┌──

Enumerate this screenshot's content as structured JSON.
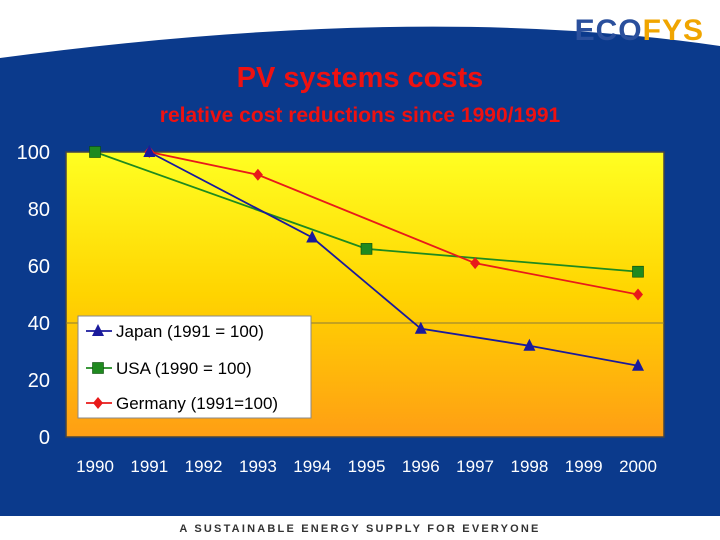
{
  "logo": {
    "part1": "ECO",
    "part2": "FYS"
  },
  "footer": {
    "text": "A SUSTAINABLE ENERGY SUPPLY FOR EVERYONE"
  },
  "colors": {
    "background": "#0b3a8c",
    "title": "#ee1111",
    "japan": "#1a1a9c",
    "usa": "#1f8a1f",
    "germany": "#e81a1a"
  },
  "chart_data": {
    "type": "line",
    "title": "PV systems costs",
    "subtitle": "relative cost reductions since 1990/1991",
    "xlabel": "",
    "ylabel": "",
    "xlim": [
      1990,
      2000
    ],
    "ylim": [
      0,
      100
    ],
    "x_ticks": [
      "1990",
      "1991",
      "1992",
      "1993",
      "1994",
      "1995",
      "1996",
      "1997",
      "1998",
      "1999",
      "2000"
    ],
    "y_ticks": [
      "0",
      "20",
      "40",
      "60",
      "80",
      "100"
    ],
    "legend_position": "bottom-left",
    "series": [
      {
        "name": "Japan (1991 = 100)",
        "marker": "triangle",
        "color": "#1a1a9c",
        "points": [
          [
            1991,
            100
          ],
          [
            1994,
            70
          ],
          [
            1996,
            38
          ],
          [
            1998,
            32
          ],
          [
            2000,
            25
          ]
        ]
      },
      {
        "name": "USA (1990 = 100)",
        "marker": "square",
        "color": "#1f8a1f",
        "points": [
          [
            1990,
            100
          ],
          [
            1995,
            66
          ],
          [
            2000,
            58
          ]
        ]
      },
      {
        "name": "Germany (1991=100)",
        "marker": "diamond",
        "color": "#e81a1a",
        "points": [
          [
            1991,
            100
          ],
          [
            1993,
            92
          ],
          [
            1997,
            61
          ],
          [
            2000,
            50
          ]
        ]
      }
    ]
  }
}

└──
┌──

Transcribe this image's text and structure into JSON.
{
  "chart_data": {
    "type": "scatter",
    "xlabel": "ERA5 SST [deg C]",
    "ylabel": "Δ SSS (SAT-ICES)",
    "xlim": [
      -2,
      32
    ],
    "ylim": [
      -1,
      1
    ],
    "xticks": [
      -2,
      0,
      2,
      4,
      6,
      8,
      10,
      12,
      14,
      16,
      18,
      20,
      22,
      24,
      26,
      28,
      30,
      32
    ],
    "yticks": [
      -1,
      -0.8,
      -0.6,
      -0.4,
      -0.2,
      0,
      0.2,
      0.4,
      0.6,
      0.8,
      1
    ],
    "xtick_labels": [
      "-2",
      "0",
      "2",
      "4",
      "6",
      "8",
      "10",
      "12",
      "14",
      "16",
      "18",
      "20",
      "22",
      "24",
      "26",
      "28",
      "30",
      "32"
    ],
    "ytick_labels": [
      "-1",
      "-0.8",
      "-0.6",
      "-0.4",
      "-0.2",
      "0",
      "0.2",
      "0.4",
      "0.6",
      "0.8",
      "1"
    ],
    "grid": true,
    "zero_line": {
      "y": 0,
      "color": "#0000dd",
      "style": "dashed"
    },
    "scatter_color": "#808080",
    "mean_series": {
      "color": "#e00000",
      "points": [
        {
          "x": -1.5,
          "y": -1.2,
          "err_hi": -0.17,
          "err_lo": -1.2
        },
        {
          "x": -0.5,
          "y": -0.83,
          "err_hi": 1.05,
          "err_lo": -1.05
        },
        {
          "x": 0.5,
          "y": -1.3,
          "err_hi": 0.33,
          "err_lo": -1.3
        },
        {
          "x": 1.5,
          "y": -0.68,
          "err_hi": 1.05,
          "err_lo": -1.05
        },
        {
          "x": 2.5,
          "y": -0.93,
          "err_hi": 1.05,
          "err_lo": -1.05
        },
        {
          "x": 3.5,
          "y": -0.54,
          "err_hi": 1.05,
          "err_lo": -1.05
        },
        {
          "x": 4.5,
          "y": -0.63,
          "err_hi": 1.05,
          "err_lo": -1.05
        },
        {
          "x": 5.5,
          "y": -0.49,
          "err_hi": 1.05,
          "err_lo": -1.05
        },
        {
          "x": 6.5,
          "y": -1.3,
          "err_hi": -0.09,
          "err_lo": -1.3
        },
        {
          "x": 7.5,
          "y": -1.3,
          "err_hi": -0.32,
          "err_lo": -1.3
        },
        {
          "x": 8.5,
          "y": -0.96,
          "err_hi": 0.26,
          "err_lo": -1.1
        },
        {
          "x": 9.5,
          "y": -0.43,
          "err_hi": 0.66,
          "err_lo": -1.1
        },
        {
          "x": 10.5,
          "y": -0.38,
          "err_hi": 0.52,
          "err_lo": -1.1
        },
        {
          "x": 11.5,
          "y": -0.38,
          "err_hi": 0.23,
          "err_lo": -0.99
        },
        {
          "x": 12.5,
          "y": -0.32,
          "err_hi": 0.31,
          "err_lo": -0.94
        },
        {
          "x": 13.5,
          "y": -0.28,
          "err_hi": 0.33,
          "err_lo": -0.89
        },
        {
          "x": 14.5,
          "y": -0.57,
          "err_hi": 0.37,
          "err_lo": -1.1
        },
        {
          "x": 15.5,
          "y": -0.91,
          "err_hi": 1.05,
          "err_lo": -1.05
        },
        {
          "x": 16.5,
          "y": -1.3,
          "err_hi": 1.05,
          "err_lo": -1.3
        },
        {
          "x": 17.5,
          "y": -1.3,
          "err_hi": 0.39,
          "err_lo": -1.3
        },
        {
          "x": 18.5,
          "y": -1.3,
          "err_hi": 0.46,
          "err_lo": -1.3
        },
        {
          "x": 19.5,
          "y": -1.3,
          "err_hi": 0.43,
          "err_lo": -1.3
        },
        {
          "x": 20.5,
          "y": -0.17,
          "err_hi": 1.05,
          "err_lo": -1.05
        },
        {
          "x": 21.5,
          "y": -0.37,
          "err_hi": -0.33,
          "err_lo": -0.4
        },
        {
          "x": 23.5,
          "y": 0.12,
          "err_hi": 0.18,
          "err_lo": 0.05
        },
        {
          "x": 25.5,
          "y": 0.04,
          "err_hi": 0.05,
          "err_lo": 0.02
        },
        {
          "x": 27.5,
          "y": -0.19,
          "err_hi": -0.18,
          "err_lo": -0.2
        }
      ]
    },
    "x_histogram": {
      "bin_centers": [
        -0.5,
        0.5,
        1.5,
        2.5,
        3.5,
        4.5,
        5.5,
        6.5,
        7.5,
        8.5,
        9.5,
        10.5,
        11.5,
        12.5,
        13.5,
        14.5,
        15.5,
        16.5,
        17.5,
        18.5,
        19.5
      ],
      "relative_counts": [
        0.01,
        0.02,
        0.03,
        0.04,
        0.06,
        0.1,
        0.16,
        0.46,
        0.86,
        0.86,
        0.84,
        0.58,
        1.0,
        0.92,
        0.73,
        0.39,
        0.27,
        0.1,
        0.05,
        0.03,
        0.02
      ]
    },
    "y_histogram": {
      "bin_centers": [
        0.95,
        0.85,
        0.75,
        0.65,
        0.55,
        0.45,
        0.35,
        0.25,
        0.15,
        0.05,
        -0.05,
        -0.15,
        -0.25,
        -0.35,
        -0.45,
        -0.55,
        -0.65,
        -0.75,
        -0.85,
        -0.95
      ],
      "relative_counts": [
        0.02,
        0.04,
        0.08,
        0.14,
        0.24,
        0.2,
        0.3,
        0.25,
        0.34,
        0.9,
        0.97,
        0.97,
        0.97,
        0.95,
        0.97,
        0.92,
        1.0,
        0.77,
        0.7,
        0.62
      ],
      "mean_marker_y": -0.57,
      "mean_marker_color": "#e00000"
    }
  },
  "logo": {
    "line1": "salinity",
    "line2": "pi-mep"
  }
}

└──

**GIVEN INSTRUCTION**
Say how many lines above contain the string "name". Answer with the number only.

**OUTPUT OF THE TASK**
3